* **TASK REQUIREMENTS**: List the lines of this listing that hold the word "tests".

* **TASK INPUTS**:

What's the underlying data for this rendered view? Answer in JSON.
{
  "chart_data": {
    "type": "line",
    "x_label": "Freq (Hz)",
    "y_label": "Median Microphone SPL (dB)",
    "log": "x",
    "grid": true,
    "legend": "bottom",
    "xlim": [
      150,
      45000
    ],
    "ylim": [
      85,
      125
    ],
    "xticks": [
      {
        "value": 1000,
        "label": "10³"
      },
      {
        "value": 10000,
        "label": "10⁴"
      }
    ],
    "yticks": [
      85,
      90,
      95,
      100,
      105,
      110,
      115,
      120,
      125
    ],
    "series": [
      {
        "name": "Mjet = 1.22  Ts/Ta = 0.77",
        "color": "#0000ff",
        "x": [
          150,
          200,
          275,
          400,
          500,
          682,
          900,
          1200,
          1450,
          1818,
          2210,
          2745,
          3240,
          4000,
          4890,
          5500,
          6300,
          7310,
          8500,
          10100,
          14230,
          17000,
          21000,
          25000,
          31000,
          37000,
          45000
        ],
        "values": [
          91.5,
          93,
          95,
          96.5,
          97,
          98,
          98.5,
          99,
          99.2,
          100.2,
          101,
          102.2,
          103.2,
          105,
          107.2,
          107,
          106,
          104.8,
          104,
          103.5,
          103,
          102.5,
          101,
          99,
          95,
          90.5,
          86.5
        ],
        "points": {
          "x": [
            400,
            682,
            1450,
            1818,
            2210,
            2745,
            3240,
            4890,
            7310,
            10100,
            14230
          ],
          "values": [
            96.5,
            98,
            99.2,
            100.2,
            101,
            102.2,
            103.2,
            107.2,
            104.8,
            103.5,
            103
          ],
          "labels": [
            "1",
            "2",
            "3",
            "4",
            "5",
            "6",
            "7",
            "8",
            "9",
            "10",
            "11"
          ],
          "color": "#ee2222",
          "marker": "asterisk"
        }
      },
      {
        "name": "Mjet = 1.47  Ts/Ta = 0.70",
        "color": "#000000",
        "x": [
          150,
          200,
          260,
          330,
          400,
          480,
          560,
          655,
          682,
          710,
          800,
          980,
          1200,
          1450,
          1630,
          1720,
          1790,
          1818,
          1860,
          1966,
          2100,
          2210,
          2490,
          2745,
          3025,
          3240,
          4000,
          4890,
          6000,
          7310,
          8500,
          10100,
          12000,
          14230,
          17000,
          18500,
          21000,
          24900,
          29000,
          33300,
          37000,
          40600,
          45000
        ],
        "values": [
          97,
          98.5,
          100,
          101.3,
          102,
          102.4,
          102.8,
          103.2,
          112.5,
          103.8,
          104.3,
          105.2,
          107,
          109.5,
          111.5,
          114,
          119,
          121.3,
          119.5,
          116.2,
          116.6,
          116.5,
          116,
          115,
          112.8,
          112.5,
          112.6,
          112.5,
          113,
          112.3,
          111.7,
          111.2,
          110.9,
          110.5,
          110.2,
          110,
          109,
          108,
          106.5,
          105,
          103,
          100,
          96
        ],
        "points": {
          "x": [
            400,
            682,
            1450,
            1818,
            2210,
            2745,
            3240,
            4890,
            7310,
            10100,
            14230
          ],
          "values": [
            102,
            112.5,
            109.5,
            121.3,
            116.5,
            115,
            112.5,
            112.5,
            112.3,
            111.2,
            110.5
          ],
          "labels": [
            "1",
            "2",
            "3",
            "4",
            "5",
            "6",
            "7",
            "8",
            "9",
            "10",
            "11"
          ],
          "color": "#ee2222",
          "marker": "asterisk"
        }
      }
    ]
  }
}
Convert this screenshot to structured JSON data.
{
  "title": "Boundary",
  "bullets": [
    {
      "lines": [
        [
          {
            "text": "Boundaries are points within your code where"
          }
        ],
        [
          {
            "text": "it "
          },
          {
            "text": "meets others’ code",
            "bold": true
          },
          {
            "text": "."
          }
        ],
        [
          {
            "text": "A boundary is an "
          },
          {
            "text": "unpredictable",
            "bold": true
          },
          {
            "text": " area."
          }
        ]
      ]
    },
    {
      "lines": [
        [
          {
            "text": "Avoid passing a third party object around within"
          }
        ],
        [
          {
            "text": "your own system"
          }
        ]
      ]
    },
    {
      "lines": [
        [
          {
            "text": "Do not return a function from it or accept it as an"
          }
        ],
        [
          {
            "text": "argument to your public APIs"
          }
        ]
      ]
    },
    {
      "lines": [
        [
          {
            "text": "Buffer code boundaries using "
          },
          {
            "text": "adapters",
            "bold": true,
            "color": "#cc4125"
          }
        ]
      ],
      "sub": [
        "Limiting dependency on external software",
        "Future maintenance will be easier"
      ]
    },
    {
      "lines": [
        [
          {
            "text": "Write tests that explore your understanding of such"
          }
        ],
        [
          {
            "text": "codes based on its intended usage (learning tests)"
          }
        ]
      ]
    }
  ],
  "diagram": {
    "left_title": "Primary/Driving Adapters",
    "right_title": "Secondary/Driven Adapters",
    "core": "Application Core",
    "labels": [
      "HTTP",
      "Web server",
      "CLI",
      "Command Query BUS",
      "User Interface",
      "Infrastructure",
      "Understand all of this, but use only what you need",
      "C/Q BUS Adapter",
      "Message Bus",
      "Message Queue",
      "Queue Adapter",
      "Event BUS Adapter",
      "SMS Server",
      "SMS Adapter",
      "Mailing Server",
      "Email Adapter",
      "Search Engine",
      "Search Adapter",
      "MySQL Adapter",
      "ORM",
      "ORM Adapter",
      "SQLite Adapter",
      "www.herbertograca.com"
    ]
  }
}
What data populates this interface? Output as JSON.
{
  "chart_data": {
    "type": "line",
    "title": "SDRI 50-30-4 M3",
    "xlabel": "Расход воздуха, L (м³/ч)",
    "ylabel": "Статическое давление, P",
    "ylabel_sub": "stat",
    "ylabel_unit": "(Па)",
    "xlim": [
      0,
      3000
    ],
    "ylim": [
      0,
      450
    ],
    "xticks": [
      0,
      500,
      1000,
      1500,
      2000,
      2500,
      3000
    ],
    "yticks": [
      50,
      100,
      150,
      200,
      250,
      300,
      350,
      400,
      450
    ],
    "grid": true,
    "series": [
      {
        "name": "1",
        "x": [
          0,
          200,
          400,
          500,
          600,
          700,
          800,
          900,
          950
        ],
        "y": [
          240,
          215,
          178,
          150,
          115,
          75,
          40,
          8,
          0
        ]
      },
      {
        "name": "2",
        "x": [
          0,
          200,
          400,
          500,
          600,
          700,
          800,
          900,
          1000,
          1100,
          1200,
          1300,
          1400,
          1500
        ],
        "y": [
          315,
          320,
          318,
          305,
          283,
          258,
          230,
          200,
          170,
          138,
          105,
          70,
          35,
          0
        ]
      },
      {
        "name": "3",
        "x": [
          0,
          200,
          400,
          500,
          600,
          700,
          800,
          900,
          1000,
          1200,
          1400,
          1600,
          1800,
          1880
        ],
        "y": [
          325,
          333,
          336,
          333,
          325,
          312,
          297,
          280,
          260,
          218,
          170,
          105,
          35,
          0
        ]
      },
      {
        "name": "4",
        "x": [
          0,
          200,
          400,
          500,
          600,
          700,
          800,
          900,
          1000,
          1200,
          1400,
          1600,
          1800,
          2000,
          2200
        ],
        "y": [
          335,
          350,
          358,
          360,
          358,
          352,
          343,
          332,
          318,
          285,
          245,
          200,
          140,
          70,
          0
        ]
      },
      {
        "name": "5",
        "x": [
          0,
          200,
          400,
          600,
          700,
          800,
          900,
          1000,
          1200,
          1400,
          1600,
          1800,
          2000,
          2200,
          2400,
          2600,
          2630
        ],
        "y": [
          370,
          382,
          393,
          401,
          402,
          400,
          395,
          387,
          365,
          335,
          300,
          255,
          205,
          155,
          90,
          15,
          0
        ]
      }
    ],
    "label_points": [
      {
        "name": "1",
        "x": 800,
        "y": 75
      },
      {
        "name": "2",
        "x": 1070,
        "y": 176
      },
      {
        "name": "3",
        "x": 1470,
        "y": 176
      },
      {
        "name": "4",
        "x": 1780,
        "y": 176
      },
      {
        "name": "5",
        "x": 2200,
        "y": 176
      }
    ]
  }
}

* **FULL OUTPUT**:
            "text": "Write tests that explore your understanding of such"
            "text": "codes based on its intended usage (learning tests)"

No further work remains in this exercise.